→ TASK DIRECTIONS
Your task is to output all the records below, word for word.

→ SOURCE MATERIAL
▬▬▬▬▬▬▬▬▬▬
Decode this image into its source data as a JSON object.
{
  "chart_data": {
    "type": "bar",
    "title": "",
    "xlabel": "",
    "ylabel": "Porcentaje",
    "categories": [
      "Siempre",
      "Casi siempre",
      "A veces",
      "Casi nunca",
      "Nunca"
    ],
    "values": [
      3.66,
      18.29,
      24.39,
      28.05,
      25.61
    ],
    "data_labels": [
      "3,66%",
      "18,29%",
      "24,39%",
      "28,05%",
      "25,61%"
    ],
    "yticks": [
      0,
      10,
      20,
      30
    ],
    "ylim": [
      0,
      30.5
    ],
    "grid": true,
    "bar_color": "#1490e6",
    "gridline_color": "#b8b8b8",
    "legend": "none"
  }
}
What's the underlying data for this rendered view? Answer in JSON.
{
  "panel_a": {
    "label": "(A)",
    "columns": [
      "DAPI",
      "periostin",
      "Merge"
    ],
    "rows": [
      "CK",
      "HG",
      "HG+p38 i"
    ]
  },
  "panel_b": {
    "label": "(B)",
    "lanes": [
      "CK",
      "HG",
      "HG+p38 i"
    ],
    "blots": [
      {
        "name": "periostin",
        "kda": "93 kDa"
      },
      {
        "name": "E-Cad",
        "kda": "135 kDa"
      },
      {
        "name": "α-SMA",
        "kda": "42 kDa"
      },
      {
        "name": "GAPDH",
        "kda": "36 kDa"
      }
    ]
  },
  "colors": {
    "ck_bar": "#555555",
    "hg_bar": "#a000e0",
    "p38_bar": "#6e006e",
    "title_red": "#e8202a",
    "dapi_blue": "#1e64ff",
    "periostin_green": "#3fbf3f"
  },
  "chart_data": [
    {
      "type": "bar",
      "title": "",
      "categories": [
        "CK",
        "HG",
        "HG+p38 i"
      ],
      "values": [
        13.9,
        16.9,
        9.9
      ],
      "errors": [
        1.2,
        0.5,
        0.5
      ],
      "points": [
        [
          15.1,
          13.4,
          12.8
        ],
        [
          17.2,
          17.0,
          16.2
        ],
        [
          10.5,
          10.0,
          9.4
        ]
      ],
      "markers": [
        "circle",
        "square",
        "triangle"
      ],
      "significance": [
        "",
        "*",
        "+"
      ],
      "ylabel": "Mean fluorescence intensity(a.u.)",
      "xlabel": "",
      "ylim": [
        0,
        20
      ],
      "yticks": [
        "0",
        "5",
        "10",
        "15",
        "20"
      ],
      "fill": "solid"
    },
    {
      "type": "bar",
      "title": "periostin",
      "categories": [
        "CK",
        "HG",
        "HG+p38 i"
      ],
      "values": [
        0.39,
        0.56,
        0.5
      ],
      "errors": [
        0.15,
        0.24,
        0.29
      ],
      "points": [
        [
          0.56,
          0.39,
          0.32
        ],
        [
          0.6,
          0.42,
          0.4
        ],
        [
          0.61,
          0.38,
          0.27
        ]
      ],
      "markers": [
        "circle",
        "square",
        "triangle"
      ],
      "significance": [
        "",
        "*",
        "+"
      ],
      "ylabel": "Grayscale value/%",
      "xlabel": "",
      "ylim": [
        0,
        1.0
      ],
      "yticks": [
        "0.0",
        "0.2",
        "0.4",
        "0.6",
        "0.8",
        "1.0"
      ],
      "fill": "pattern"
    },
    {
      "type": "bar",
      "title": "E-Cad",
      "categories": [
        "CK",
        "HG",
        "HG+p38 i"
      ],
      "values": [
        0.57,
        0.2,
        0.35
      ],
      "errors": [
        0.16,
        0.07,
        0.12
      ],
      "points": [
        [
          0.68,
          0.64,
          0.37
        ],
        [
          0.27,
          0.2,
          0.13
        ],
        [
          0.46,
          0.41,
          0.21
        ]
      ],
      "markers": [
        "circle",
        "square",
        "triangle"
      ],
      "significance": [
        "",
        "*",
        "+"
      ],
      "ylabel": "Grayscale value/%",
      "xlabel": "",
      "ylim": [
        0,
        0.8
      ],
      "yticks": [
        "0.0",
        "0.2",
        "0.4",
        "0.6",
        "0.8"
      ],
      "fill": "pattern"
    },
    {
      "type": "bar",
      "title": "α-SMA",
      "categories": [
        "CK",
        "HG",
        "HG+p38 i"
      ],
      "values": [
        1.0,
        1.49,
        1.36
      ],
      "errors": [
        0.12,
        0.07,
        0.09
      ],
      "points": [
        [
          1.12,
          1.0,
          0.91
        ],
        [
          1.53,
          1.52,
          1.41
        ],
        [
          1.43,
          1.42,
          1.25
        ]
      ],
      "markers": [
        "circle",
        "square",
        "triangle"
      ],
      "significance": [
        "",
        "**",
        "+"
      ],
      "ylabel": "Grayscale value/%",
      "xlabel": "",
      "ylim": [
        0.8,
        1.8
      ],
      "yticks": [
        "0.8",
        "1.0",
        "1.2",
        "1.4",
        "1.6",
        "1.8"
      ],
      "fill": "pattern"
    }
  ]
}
▬▬▬▬▬▬▬▬▬▬
→ FINISHED EXERCISE
Decode this image into its source data as a JSON object.
{
  "chart_data": {
    "type": "bar",
    "title": "",
    "xlabel": "",
    "ylabel": "Porcentaje",
    "categories": [
      "Siempre",
      "Casi siempre",
      "A veces",
      "Casi nunca",
      "Nunca"
    ],
    "values": [
      3.66,
      18.29,
      24.39,
      28.05,
      25.61
    ],
    "data_labels": [
      "3,66%",
      "18,29%",
      "24,39%",
      "28,05%",
      "25,61%"
    ],
    "yticks": [
      0,
      10,
      20,
      30
    ],
    "ylim": [
      0,
      30.5
    ],
    "grid": true,
    "bar_color": "#1490e6",
    "gridline_color": "#b8b8b8",
    "legend": "none"
  }
}
What's the underlying data for this rendered view? Answer in JSON.
{
  "panel_a": {
    "label": "(A)",
    "columns": [
      "DAPI",
      "periostin",
      "Merge"
    ],
    "rows": [
      "CK",
      "HG",
      "HG+p38 i"
    ]
  },
  "panel_b": {
    "label": "(B)",
    "lanes": [
      "CK",
      "HG",
      "HG+p38 i"
    ],
    "blots": [
      {
        "name": "periostin",
        "kda": "93 kDa"
      },
      {
        "name": "E-Cad",
        "kda": "135 kDa"
      },
      {
        "name": "α-SMA",
        "kda": "42 kDa"
      },
      {
        "name": "GAPDH",
        "kda": "36 kDa"
      }
    ]
  },
  "colors": {
    "ck_bar": "#555555",
    "hg_bar": "#a000e0",
    "p38_bar": "#6e006e",
    "title_red": "#e8202a",
    "dapi_blue": "#1e64ff",
    "periostin_green": "#3fbf3f"
  },
  "chart_data": [
    {
      "type": "bar",
      "title": "",
      "categories": [
        "CK",
        "HG",
        "HG+p38 i"
      ],
      "values": [
        13.9,
        16.9,
        9.9
      ],
      "errors": [
        1.2,
        0.5,
        0.5
      ],
      "points": [
        [
          15.1,
          13.4,
          12.8
        ],
        [
          17.2,
          17.0,
          16.2
        ],
        [
          10.5,
          10.0,
          9.4
        ]
      ],
      "markers": [
        "circle",
        "square",
        "triangle"
      ],
      "significance": [
        "",
        "*",
        "+"
      ],
      "ylabel": "Mean fluorescence intensity(a.u.)",
      "xlabel": "",
      "ylim": [
        0,
        20
      ],
      "yticks": [
        "0",
        "5",
        "10",
        "15",
        "20"
      ],
      "fill": "solid"
    },
    {
      "type": "bar",
      "title": "periostin",
      "categories": [
        "CK",
        "HG",
        "HG+p38 i"
      ],
      "values": [
        0.39,
        0.56,
        0.5
      ],
      "errors": [
        0.15,
        0.24,
        0.29
      ],
      "points": [
        [
          0.56,
          0.39,
          0.32
        ],
        [
          0.6,
          0.42,
          0.4
        ],
        [
          0.61,
          0.38,
          0.27
        ]
      ],
      "markers": [
        "circle",
        "square",
        "triangle"
      ],
      "significance": [
        "",
        "*",
        "+"
      ],
      "ylabel": "Grayscale value/%",
      "xlabel": "",
      "ylim": [
        0,
        1.0
      ],
      "yticks": [
        "0.0",
        "0.2",
        "0.4",
        "0.6",
        "0.8",
        "1.0"
      ],
      "fill": "pattern"
    },
    {
      "type": "bar",
      "title": "E-Cad",
      "categories": [
        "CK",
        "HG",
        "HG+p38 i"
      ],
      "values": [
        0.57,
        0.2,
        0.35
      ],
      "errors": [
        0.16,
        0.07,
        0.12
      ],
      "points": [
        [
          0.68,
          0.64,
          0.37
        ],
        [
          0.27,
          0.2,
          0.13
        ],
        [
          0.46,
          0.41,
          0.21
        ]
      ],
      "markers": [
        "circle",
        "square",
        "triangle"
      ],
      "significance": [
        "",
        "*",
        "+"
      ],
      "ylabel": "Grayscale value/%",
      "xlabel": "",
      "ylim": [
        0,
        0.8
      ],
      "yticks": [
        "0.0",
        "0.2",
        "0.4",
        "0.6",
        "0.8"
      ],
      "fill": "pattern"
    },
    {
      "type": "bar",
      "title": "α-SMA",
      "categories": [
        "CK",
        "HG",
        "HG+p38 i"
      ],
      "values": [
        1.0,
        1.49,
        1.36
      ],
      "errors": [
        0.12,
        0.07,
        0.09
      ],
      "points": [
        [
          1.12,
          1.0,
          0.91
        ],
        [
          1.53,
          1.52,
          1.41
        ],
        [
          1.43,
          1.42,
          1.25
        ]
      ],
      "markers": [
        "circle",
        "square",
        "triangle"
      ],
      "significance": [
        "",
        "**",
        "+"
      ],
      "ylabel": "Grayscale value/%",
      "xlabel": "",
      "ylim": [
        0.8,
        1.8
      ],
      "yticks": [
        "0.8",
        "1.0",
        "1.2",
        "1.4",
        "1.6",
        "1.8"
      ],
      "fill": "pattern"
    }
  ]
}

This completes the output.